**WORK INSTRUCTIONS**
Pictures aside, quote the whole listing exactly.
>> BEGIN DATA SHOWN
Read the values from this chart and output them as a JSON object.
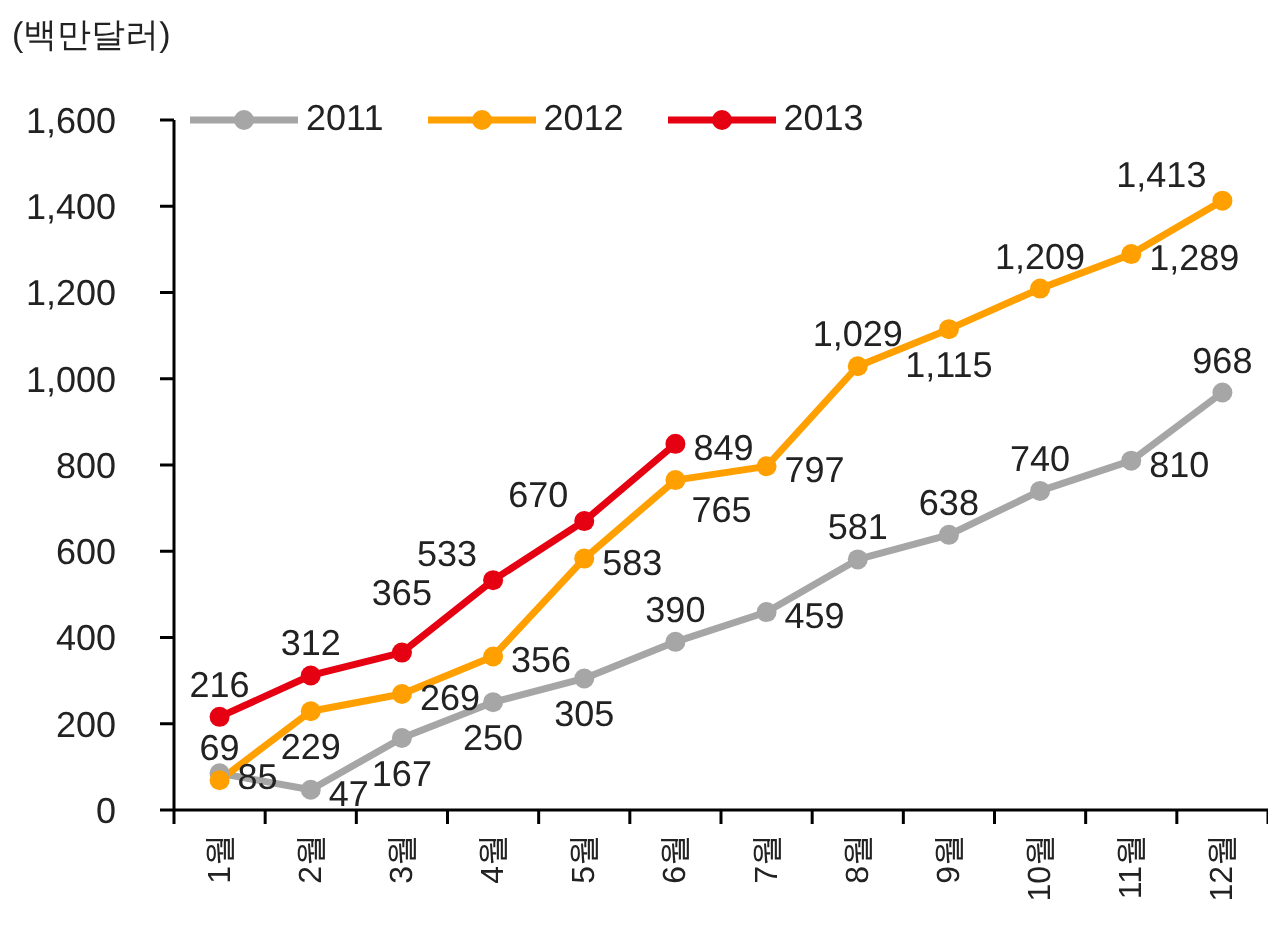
{
  "chart_data": {
    "type": "line",
    "ylabel": "(백만달러)",
    "categories": [
      "1월",
      "2월",
      "3월",
      "4월",
      "5월",
      "6월",
      "7월",
      "8월",
      "9월",
      "10월",
      "11월",
      "12월"
    ],
    "series": [
      {
        "name": "2011",
        "color": "#a6a6a6",
        "values": [
          85,
          47,
          167,
          250,
          305,
          390,
          459,
          581,
          638,
          740,
          810,
          968
        ],
        "value_labels": [
          "85",
          "47",
          "167",
          "250",
          "305",
          "390",
          "459",
          "581",
          "638",
          "740",
          "810",
          "968"
        ]
      },
      {
        "name": "2012",
        "color": "#ffa000",
        "values": [
          69,
          229,
          269,
          356,
          583,
          765,
          797,
          1029,
          1115,
          1209,
          1289,
          1413
        ],
        "value_labels": [
          "69",
          "229",
          "269",
          "356",
          "583",
          "765",
          "797",
          "1,029",
          "1,115",
          "1,209",
          "1,289",
          "1,413"
        ]
      },
      {
        "name": "2013",
        "color": "#e50012",
        "values": [
          216,
          312,
          365,
          533,
          670,
          849,
          null,
          null,
          null,
          null,
          null,
          null
        ],
        "value_labels": [
          "216",
          "312",
          "365",
          "533",
          "670",
          "849",
          null,
          null,
          null,
          null,
          null,
          null
        ]
      }
    ],
    "ylim": [
      0,
      1600
    ],
    "yticks": [
      0,
      200,
      400,
      600,
      800,
      {
        "value": 1000,
        "label": "1,000"
      },
      {
        "value": 1200,
        "label": "1,200"
      },
      {
        "value": 1400,
        "label": "1,400"
      },
      {
        "value": 1600,
        "label": "1,600"
      }
    ],
    "legend": "top left",
    "marker": "circle"
  }
}
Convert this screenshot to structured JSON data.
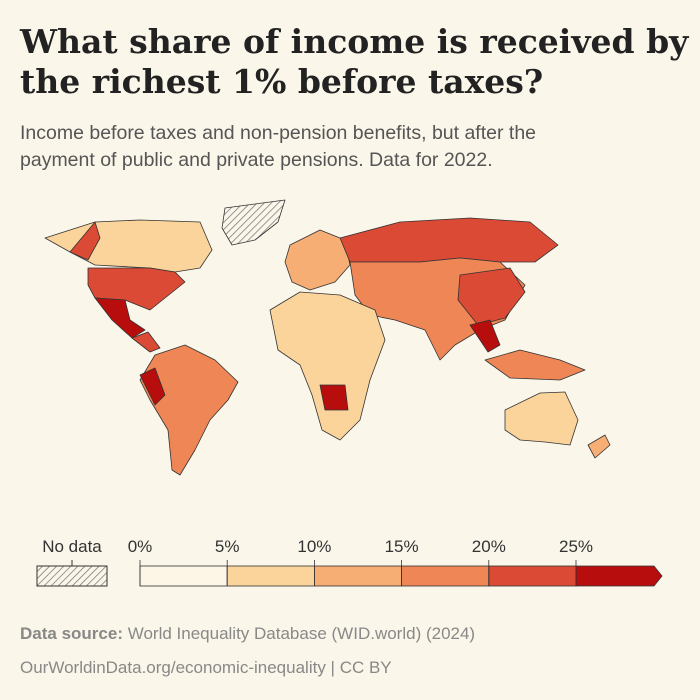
{
  "header": {
    "title_lines": [
      "What share of income is received by",
      "the richest 1% before taxes?"
    ],
    "subtitle_lines": [
      "Income before taxes and non-pension benefits, but after the",
      "payment of public and private pensions. Data for 2022."
    ]
  },
  "legend": {
    "no_data": "No data",
    "ticks": [
      {
        "value": 0,
        "label": "0%"
      },
      {
        "value": 5,
        "label": "5%"
      },
      {
        "value": 10,
        "label": "10%"
      },
      {
        "value": 15,
        "label": "15%"
      },
      {
        "value": 20,
        "label": "20%"
      },
      {
        "value": 25,
        "label": "25%"
      }
    ],
    "colors": [
      "#fdf5e6",
      "#fbd49c",
      "#f6ae74",
      "#ee8656",
      "#db4a35",
      "#b80d0d"
    ]
  },
  "footer": {
    "source_label": "Data source:",
    "source": "World Inequality Database (WID.world) (2024)",
    "url": "OurWorldinData.org/economic-inequality | CC BY"
  }
}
>> END DATA SHOWN
**OUTPUT OF THE TASK**
Read the values from this chart and output them as a JSON object.
{
  "chart_data": {
    "type": "line",
    "ylabel": "(백만달러)",
    "categories": [
      "1월",
      "2월",
      "3월",
      "4월",
      "5월",
      "6월",
      "7월",
      "8월",
      "9월",
      "10월",
      "11월",
      "12월"
    ],
    "series": [
      {
        "name": "2011",
        "color": "#a6a6a6",
        "values": [
          85,
          47,
          167,
          250,
          305,
          390,
          459,
          581,
          638,
          740,
          810,
          968
        ],
        "value_labels": [
          "85",
          "47",
          "167",
          "250",
          "305",
          "390",
          "459",
          "581",
          "638",
          "740",
          "810",
          "968"
        ]
      },
      {
        "name": "2012",
        "color": "#ffa000",
        "values": [
          69,
          229,
          269,
          356,
          583,
          765,
          797,
          1029,
          1115,
          1209,
          1289,
          1413
        ],
        "value_labels": [
          "69",
          "229",
          "269",
          "356",
          "583",
          "765",
          "797",
          "1,029",
          "1,115",
          "1,209",
          "1,289",
          "1,413"
        ]
      },
      {
        "name": "2013",
        "color": "#e50012",
        "values": [
          216,
          312,
          365,
          533,
          670,
          849,
          null,
          null,
          null,
          null,
          null,
          null
        ],
        "value_labels": [
          "216",
          "312",
          "365",
          "533",
          "670",
          "849",
          null,
          null,
          null,
          null,
          null,
          null
        ]
      }
    ],
    "ylim": [
      0,
      1600
    ],
    "yticks": [
      0,
      200,
      400,
      600,
      800,
      {
        "value": 1000,
        "label": "1,000"
      },
      {
        "value": 1200,
        "label": "1,200"
      },
      {
        "value": 1400,
        "label": "1,400"
      },
      {
        "value": 1600,
        "label": "1,600"
      }
    ],
    "legend": "top left",
    "marker": "circle"
  }
}
Convert this screenshot to structured JSON data.
{
  "header": {
    "title_lines": [
      "What share of income is received by",
      "the richest 1% before taxes?"
    ],
    "subtitle_lines": [
      "Income before taxes and non-pension benefits, but after the",
      "payment of public and private pensions. Data for 2022."
    ]
  },
  "legend": {
    "no_data": "No data",
    "ticks": [
      {
        "value": 0,
        "label": "0%"
      },
      {
        "value": 5,
        "label": "5%"
      },
      {
        "value": 10,
        "label": "10%"
      },
      {
        "value": 15,
        "label": "15%"
      },
      {
        "value": 20,
        "label": "20%"
      },
      {
        "value": 25,
        "label": "25%"
      }
    ],
    "colors": [
      "#fdf5e6",
      "#fbd49c",
      "#f6ae74",
      "#ee8656",
      "#db4a35",
      "#b80d0d"
    ]
  },
  "footer": {
    "source_label": "Data source:",
    "source": "World Inequality Database (WID.world) (2024)",
    "url": "OurWorldinData.org/economic-inequality | CC BY"
  }
}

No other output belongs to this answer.